# [TASK REQUIREMENTS]
Return every line below that contains the string "value", copying each one in full. Matching is case-sensitive.

Layout element entries:
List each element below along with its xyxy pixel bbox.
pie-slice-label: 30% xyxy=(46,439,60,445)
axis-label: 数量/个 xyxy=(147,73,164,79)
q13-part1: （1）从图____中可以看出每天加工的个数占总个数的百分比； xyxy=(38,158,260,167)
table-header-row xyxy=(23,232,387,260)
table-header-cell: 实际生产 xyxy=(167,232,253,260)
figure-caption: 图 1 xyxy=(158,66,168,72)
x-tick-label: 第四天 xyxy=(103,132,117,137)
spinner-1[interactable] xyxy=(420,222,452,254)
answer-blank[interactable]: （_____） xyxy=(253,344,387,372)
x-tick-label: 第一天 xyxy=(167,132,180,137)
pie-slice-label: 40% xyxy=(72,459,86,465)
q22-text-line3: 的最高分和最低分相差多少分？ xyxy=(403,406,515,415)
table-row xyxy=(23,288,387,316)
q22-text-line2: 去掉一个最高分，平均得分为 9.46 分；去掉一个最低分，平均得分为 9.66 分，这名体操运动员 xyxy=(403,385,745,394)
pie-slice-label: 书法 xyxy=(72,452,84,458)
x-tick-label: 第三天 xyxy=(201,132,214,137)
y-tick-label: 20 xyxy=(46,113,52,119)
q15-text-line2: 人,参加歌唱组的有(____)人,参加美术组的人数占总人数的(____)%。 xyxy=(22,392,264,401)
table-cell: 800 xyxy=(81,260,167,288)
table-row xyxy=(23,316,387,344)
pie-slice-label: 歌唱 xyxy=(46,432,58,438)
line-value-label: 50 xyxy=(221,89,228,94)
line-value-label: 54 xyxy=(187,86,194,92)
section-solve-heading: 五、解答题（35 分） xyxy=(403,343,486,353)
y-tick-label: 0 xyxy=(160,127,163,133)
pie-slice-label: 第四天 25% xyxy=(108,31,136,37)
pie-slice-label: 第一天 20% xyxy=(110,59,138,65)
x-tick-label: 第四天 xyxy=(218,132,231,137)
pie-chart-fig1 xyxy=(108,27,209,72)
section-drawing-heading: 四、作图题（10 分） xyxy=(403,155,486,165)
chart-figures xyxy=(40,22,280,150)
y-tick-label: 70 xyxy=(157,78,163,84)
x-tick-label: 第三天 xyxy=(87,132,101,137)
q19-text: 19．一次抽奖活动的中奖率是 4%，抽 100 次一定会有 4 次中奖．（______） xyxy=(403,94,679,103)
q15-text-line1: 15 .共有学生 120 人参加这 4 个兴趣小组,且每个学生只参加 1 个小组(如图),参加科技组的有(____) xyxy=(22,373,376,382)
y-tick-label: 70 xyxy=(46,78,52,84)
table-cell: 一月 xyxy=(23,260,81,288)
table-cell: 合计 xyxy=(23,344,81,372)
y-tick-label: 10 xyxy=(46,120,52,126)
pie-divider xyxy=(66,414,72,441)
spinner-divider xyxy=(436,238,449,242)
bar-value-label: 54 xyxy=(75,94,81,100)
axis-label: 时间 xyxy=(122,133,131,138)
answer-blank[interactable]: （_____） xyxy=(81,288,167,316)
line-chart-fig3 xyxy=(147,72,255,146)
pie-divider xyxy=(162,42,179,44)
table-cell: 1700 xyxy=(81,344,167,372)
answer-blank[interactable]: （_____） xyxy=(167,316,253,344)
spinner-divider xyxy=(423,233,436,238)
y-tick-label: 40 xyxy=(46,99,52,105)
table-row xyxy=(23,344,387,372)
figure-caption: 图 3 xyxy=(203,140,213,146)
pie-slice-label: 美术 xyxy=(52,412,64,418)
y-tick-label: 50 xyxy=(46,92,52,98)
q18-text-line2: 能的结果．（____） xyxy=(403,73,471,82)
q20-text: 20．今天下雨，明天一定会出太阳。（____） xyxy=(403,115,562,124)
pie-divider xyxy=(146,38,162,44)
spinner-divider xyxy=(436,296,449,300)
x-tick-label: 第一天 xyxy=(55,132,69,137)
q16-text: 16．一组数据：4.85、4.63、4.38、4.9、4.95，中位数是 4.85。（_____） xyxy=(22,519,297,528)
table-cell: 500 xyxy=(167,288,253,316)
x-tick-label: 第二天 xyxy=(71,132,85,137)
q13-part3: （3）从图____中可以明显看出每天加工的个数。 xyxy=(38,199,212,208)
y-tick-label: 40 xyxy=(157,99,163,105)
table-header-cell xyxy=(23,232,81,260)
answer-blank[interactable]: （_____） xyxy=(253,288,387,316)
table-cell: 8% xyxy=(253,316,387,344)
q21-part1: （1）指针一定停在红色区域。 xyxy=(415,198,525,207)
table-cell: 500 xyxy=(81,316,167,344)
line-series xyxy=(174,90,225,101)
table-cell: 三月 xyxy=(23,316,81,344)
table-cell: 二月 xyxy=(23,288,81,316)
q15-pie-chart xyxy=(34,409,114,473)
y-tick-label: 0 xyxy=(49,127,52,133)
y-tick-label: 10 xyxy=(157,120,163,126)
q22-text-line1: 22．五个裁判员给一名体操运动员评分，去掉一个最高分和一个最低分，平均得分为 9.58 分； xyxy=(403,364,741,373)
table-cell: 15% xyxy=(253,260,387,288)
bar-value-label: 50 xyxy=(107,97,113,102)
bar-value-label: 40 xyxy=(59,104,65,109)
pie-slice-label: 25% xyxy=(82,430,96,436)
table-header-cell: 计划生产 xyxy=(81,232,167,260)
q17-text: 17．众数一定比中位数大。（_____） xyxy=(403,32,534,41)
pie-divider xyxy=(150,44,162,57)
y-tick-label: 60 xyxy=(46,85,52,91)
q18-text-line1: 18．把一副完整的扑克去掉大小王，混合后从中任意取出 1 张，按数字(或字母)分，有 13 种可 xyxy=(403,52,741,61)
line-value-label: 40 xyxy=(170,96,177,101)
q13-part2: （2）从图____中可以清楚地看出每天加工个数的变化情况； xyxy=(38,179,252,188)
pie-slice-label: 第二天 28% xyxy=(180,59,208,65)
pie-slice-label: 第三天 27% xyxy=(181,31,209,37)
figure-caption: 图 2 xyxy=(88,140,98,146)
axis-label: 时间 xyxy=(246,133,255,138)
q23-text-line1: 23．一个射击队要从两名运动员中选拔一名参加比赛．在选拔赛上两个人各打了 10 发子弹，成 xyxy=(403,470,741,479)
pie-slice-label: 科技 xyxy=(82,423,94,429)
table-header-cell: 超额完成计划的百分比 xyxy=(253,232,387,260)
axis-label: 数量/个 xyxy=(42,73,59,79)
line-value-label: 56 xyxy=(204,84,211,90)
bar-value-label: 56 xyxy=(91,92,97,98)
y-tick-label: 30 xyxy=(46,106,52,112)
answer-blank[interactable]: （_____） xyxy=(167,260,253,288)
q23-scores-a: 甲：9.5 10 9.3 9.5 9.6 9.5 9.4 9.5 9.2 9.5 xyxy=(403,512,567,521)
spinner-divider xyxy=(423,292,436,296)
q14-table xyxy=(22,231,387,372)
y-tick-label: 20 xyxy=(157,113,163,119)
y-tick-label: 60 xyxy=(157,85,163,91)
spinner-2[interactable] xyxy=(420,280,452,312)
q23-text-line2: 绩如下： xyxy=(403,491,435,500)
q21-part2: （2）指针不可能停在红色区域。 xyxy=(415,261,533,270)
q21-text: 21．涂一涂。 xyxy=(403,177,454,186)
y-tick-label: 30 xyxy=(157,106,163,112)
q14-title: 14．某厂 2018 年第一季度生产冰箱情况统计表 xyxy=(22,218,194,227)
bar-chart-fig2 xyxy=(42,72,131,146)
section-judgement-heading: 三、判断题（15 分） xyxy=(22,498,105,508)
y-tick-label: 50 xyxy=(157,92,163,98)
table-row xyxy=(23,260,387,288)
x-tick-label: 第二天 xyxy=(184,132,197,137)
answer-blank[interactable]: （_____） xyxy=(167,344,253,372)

# [OUTPUT FOR THIS EXERCISE]
line-value-label: 50 xyxy=(221,89,228,94)
line-value-label: 54 xyxy=(187,86,194,92)
bar-value-label: 54 xyxy=(75,94,81,100)
bar-value-label: 50 xyxy=(107,97,113,102)
bar-value-label: 40 xyxy=(59,104,65,109)
line-value-label: 40 xyxy=(170,96,177,101)
line-value-label: 56 xyxy=(204,84,211,90)
bar-value-label: 56 xyxy=(91,92,97,98)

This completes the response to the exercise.